## Stored items
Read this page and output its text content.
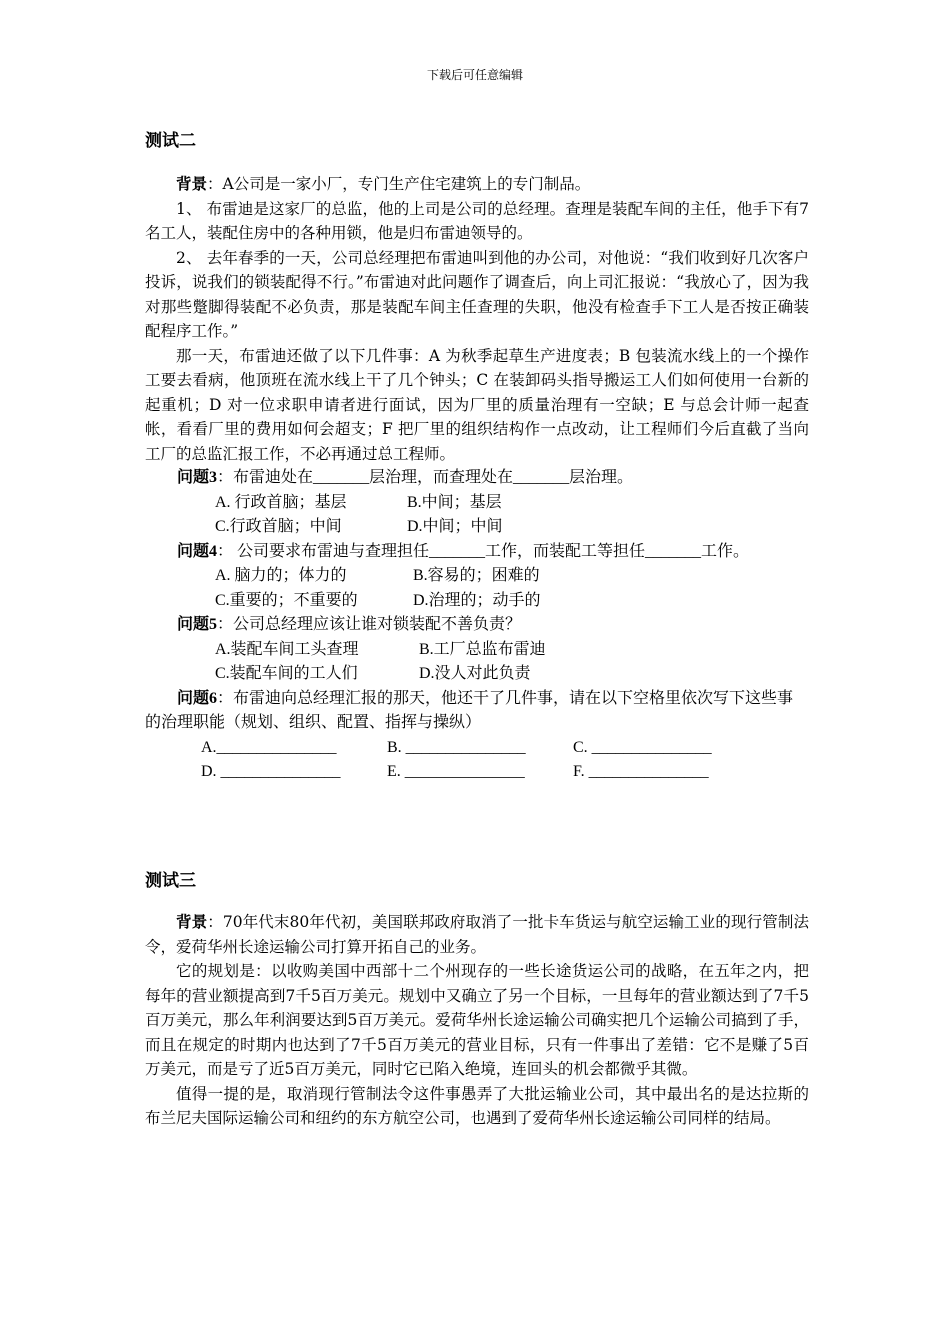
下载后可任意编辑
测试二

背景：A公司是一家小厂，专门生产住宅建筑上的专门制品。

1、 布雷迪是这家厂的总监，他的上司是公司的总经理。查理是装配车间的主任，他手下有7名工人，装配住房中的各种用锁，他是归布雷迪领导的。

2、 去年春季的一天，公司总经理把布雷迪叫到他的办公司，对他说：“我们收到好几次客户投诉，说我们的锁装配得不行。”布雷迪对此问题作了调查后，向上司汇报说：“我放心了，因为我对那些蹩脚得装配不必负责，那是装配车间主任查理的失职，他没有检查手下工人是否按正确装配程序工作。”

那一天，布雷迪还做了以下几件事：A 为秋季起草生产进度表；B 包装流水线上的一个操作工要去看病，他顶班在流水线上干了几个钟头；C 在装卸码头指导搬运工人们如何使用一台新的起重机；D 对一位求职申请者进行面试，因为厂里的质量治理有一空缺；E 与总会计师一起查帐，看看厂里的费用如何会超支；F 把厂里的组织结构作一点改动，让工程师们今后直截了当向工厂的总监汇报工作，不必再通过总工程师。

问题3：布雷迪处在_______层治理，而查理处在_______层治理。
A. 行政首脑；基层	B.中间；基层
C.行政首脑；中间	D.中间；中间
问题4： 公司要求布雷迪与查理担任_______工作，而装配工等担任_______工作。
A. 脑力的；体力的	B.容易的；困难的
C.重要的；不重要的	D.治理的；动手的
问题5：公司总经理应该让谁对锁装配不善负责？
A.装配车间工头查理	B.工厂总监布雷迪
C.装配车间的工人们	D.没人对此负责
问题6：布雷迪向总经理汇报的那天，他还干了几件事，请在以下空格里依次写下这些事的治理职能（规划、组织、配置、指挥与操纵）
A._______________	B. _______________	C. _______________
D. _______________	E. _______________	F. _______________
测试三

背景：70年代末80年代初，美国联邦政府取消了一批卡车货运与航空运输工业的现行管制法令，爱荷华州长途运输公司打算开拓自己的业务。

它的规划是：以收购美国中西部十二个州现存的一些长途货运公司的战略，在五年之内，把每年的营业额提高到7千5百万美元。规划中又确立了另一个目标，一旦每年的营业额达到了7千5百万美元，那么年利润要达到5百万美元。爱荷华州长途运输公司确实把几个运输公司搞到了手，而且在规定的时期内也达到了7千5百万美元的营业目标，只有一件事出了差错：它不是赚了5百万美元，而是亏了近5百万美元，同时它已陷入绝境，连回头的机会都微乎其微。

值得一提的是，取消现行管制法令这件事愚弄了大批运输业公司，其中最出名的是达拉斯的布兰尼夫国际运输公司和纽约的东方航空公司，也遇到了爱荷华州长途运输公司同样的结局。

## DIRECTIONS FOR THIS TASK
Repeat the material above in full and exactly, apart from the pictures.

## ANSWER TO THE EXERCISE
Read this page and output its text content.
下载后可任意编辑
测试二

背景：A公司是一家小厂，专门生产住宅建筑上的专门制品。

1、 布雷迪是这家厂的总监，他的上司是公司的总经理。查理是装配车间的主任，他手下有7名工人，装配住房中的各种用锁，他是归布雷迪领导的。

2、 去年春季的一天，公司总经理把布雷迪叫到他的办公司，对他说：“我们收到好几次客户投诉，说我们的锁装配得不行。”布雷迪对此问题作了调查后，向上司汇报说：“我放心了，因为我对那些蹩脚得装配不必负责，那是装配车间主任查理的失职，他没有检查手下工人是否按正确装配程序工作。”

那一天，布雷迪还做了以下几件事：A 为秋季起草生产进度表；B 包装流水线上的一个操作工要去看病，他顶班在流水线上干了几个钟头；C 在装卸码头指导搬运工人们如何使用一台新的起重机；D 对一位求职申请者进行面试，因为厂里的质量治理有一空缺；E 与总会计师一起查帐，看看厂里的费用如何会超支；F 把厂里的组织结构作一点改动，让工程师们今后直截了当向工厂的总监汇报工作，不必再通过总工程师。

问题3：布雷迪处在_______层治理，而查理处在_______层治理。
A. 行政首脑；基层	B.中间；基层
C.行政首脑；中间	D.中间；中间
问题4： 公司要求布雷迪与查理担任_______工作，而装配工等担任_______工作。
A. 脑力的；体力的	B.容易的；困难的
C.重要的；不重要的	D.治理的；动手的
问题5：公司总经理应该让谁对锁装配不善负责？
A.装配车间工头查理	B.工厂总监布雷迪
C.装配车间的工人们	D.没人对此负责
问题6：布雷迪向总经理汇报的那天，他还干了几件事，请在以下空格里依次写下这些事的治理职能（规划、组织、配置、指挥与操纵）
A._______________	B. _______________	C. _______________
D. _______________	E. _______________	F. _______________
测试三

背景：70年代末80年代初，美国联邦政府取消了一批卡车货运与航空运输工业的现行管制法令，爱荷华州长途运输公司打算开拓自己的业务。

它的规划是：以收购美国中西部十二个州现存的一些长途货运公司的战略，在五年之内，把每年的营业额提高到7千5百万美元。规划中又确立了另一个目标，一旦每年的营业额达到了7千5百万美元，那么年利润要达到5百万美元。爱荷华州长途运输公司确实把几个运输公司搞到了手，而且在规定的时期内也达到了7千5百万美元的营业目标，只有一件事出了差错：它不是赚了5百万美元，而是亏了近5百万美元，同时它已陷入绝境，连回头的机会都微乎其微。

值得一提的是，取消现行管制法令这件事愚弄了大批运输业公司，其中最出名的是达拉斯的布兰尼夫国际运输公司和纽约的东方航空公司，也遇到了爱荷华州长途运输公司同样的结局。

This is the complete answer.